((

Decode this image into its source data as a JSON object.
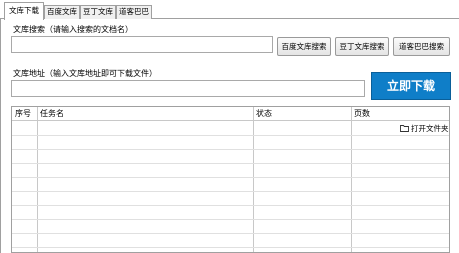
{
  "tabs": [
    {
      "label": "文库下载",
      "active": true
    },
    {
      "label": "百度文库",
      "active": false
    },
    {
      "label": "豆丁文库",
      "active": false
    },
    {
      "label": "道客巴巴",
      "active": false
    }
  ],
  "search": {
    "label": "文库搜索（请输入搜索的文档名）",
    "value": "",
    "buttons": [
      "百度文库搜索",
      "豆丁文库搜索",
      "道客巴巴搜索"
    ]
  },
  "address": {
    "label": "文库地址（输入文库地址即可下载文件）",
    "value": "",
    "download_label": "立即下载",
    "accent": "#0f7ec8"
  },
  "table": {
    "columns": [
      "序号",
      "任务名",
      "状态",
      "页数"
    ],
    "open_folder_label": "打开文件夹",
    "open_folder_icon": "folder-icon",
    "rows": []
  }
}
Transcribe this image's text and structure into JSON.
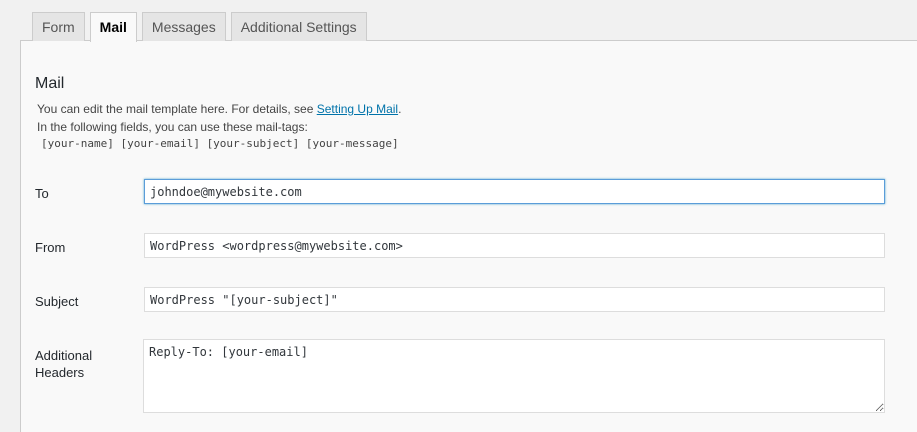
{
  "tabs": [
    {
      "label": "Form",
      "active": false
    },
    {
      "label": "Mail",
      "active": true
    },
    {
      "label": "Messages",
      "active": false
    },
    {
      "label": "Additional Settings",
      "active": false
    }
  ],
  "mail": {
    "title": "Mail",
    "description_prefix": "You can edit the mail template here. For details, see ",
    "description_link": "Setting Up Mail",
    "description_suffix": ".",
    "tags_intro": "In the following fields, you can use these mail-tags:",
    "tags": "[your-name] [your-email] [your-subject] [your-message]"
  },
  "fields": {
    "to": {
      "label": "To",
      "value": "johndoe@mywebsite.com"
    },
    "from": {
      "label": "From",
      "value": "WordPress <wordpress@mywebsite.com>"
    },
    "subject": {
      "label": "Subject",
      "value": "WordPress \"[your-subject]\""
    },
    "headers": {
      "label_line1": "Additional",
      "label_line2": "Headers",
      "value": "Reply-To: [your-email]"
    }
  },
  "colors": {
    "link": "#0073aa",
    "focus_border": "#5b9dd9",
    "panel_bg": "#f9f9f9",
    "page_bg": "#f1f1f1"
  }
}
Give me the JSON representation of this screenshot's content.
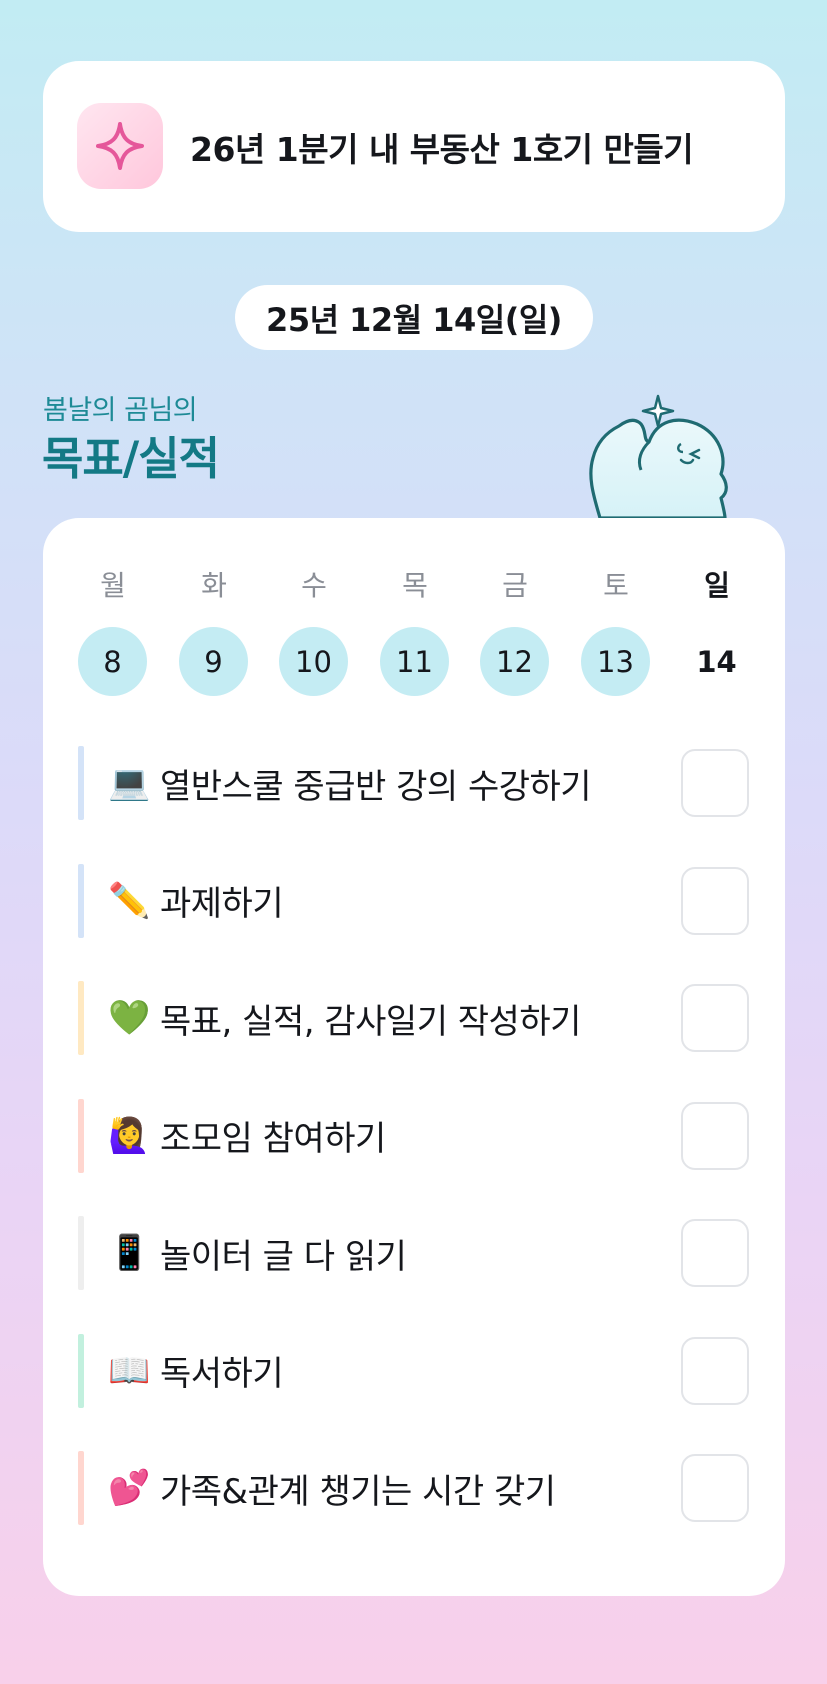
{
  "goal": {
    "icon": "sparkle-icon",
    "text": "26년 1분기 내 부동산 1호기 만들기"
  },
  "date": "25년 12월 14일(일)",
  "header": {
    "subtitle": "봄날의 곰님의",
    "title": "목표/실적"
  },
  "week": [
    {
      "label": "월",
      "num": "8",
      "today": false
    },
    {
      "label": "화",
      "num": "9",
      "today": false
    },
    {
      "label": "수",
      "num": "10",
      "today": false
    },
    {
      "label": "목",
      "num": "11",
      "today": false
    },
    {
      "label": "금",
      "num": "12",
      "today": false
    },
    {
      "label": "토",
      "num": "13",
      "today": false
    },
    {
      "label": "일",
      "num": "14",
      "today": true
    }
  ],
  "tasks": [
    {
      "emoji": "💻",
      "label": "열반스쿨 중급반 강의 수강하기",
      "bar_color": "#d4e3f8",
      "checked": false
    },
    {
      "emoji": "✏️",
      "label": "과제하기",
      "bar_color": "#d4e3f8",
      "checked": false
    },
    {
      "emoji": "💚",
      "label": "목표, 실적, 감사일기 작성하기",
      "bar_color": "#ffe9c2",
      "checked": false
    },
    {
      "emoji": "🙋‍♀️",
      "label": "조모임 참여하기",
      "bar_color": "#ffd6cf",
      "checked": false
    },
    {
      "emoji": "📱",
      "label": "놀이터 글 다 읽기",
      "bar_color": "#eeeeee",
      "checked": false
    },
    {
      "emoji": "📖",
      "label": "독서하기",
      "bar_color": "#c2f0de",
      "checked": false
    },
    {
      "emoji": "💕",
      "label": "가족&관계 챙기는 시간 갖기",
      "bar_color": "#ffd6cf",
      "checked": false
    }
  ],
  "colors": {
    "accent": "#137985",
    "day_circle": "#c4ecf3"
  }
}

))

Using the entries above, return each line in which the word "tags" occurs.

COMPLETED TASK ::
    "tags_intro": "In the following fields, you can use these mail-tags:",
    "tags": "[your-name] [your-email] [your-subject] [your-message]"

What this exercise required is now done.